### [Task objective]
Gather each line of the records where "seviyesi" appears.

Recorded data:
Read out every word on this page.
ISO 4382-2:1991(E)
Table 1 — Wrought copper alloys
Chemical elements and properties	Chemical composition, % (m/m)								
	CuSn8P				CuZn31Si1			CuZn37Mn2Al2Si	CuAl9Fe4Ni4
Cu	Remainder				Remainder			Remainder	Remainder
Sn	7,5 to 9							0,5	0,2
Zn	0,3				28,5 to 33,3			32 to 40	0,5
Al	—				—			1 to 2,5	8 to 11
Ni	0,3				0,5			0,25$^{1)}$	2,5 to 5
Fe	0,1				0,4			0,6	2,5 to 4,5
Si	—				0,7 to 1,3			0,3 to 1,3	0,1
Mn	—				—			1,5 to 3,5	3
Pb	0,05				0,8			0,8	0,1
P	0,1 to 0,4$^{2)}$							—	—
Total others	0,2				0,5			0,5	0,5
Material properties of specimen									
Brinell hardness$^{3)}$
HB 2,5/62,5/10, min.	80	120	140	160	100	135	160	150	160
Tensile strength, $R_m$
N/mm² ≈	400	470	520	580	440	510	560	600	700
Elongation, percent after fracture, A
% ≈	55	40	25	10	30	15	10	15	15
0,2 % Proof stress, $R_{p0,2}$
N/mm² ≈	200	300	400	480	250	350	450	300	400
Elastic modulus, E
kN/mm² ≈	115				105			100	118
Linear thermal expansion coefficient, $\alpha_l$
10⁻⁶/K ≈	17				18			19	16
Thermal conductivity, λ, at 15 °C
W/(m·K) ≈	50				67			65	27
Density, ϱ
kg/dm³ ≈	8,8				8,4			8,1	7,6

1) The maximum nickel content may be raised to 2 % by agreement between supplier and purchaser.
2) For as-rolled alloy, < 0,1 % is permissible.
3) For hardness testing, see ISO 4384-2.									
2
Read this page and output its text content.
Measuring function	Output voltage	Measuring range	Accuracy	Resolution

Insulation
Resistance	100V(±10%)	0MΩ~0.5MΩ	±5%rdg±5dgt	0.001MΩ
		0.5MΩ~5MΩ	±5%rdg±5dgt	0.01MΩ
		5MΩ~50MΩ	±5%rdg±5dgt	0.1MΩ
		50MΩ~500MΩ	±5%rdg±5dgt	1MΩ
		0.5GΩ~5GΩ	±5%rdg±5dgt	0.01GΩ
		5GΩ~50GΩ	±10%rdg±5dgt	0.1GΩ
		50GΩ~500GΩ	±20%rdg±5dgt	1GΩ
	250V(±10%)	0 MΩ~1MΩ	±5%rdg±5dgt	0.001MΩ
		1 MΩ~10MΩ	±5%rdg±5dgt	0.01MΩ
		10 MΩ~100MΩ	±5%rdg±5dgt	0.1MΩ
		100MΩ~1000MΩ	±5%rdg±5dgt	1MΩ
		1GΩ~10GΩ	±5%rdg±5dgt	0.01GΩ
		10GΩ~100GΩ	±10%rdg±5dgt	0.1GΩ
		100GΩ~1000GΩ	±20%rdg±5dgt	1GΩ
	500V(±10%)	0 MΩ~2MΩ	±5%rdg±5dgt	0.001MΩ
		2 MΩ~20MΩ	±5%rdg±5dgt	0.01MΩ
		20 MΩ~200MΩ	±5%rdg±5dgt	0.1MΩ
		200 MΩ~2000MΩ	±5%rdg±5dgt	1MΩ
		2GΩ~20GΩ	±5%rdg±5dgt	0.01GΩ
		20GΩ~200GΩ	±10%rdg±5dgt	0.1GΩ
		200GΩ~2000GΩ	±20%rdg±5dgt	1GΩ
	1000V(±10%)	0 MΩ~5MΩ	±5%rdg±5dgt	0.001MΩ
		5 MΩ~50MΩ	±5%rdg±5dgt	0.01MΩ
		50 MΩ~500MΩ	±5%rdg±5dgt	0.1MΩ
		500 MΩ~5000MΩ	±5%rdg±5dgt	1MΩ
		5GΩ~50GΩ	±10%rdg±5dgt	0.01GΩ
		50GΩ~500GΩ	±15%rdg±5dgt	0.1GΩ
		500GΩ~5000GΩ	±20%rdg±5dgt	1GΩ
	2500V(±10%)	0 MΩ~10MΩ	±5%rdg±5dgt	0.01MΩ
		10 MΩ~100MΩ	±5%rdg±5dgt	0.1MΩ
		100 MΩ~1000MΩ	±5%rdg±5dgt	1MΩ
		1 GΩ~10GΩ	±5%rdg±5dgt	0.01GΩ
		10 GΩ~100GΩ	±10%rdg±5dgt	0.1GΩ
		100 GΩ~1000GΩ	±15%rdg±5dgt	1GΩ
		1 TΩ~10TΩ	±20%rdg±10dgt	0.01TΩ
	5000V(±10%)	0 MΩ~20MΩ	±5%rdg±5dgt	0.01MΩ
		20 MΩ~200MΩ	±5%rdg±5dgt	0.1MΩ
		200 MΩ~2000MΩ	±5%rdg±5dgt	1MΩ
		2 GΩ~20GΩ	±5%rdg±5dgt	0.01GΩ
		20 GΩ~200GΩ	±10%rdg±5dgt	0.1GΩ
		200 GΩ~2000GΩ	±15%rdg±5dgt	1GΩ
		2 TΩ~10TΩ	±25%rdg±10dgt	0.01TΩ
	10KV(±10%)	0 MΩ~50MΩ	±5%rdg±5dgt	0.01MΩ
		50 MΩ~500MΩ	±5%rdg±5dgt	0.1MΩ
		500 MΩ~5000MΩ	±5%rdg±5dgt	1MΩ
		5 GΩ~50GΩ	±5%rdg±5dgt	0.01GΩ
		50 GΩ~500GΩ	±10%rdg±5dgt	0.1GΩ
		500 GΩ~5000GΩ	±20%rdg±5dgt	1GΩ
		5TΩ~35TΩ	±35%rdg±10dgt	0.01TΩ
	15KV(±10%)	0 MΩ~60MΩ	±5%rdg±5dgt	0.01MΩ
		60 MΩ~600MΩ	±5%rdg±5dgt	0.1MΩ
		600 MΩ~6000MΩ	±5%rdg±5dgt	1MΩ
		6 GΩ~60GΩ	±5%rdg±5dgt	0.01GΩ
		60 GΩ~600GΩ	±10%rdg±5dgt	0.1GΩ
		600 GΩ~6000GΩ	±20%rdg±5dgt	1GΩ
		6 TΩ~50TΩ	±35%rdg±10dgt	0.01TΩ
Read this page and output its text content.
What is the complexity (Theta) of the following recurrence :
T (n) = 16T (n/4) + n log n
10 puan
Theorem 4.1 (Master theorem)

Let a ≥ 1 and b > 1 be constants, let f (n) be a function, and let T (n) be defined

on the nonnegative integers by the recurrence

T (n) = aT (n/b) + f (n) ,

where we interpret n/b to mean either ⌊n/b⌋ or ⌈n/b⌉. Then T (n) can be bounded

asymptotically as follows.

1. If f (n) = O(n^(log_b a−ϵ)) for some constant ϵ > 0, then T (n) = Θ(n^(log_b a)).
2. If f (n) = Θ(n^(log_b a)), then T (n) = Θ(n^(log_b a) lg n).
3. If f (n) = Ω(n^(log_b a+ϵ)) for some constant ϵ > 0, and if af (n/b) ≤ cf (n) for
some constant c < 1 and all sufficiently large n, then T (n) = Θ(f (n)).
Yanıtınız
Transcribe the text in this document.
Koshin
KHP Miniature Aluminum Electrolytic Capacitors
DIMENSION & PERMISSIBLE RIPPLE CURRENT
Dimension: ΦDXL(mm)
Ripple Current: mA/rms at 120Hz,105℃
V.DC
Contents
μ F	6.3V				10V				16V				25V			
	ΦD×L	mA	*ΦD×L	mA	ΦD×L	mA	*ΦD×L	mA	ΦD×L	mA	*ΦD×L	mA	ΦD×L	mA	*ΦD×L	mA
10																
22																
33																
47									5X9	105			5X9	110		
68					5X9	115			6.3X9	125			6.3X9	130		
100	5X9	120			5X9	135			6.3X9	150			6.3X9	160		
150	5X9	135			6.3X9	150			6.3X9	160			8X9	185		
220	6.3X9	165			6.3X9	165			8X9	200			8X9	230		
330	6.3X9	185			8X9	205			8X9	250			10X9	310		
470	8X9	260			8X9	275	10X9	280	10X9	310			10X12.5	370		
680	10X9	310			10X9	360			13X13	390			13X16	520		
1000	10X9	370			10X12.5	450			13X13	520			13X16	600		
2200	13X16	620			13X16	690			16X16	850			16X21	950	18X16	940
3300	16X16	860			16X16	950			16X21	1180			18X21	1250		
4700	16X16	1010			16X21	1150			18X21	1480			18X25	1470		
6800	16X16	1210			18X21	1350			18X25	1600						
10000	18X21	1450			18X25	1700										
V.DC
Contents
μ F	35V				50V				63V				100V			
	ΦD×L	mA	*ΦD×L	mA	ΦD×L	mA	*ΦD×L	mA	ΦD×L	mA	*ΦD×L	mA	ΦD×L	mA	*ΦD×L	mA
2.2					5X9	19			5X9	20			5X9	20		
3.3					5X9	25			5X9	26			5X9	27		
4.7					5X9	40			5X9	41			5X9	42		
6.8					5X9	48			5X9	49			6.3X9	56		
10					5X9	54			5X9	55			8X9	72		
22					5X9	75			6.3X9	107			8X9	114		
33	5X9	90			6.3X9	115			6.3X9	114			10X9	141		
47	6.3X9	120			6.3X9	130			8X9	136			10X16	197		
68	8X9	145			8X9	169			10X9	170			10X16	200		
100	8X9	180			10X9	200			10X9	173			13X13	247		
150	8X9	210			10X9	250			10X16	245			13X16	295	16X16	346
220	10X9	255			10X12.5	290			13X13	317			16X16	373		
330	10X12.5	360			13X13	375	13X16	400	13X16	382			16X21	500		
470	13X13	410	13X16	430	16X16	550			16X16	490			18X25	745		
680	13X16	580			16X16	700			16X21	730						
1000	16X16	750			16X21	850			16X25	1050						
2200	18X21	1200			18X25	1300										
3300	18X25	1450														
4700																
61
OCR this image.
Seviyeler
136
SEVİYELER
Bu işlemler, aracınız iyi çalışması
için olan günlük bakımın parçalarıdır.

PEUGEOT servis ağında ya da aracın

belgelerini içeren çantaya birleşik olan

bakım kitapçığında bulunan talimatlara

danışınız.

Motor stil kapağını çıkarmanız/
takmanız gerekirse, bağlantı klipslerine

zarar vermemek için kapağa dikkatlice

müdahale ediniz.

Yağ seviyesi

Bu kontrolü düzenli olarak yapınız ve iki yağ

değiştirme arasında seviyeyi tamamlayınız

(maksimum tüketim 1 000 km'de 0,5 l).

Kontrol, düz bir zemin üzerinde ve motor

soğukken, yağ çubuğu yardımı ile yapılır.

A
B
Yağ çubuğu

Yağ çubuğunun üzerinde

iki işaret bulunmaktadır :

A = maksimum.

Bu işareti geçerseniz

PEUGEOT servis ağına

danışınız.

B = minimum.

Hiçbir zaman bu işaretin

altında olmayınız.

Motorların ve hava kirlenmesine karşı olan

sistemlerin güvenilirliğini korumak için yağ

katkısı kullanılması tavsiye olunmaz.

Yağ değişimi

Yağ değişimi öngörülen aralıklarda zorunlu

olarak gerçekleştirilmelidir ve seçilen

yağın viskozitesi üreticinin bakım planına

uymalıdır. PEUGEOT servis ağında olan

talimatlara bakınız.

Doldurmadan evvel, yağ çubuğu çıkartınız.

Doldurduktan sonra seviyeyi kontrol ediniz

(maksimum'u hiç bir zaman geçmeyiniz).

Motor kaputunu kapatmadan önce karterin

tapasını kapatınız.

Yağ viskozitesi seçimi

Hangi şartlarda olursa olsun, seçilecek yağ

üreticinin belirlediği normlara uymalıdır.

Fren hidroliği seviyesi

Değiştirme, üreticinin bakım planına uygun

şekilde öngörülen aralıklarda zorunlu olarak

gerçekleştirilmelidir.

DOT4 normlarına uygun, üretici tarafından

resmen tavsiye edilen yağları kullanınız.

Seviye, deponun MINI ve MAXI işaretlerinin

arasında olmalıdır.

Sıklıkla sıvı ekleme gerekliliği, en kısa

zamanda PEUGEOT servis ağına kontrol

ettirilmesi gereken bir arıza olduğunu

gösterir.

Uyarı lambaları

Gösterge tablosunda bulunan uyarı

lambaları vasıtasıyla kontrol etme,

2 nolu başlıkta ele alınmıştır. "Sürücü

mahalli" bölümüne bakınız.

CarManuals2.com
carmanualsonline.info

### [Written solution]
Yağ seviyesi
Fren hidroliği seviyesi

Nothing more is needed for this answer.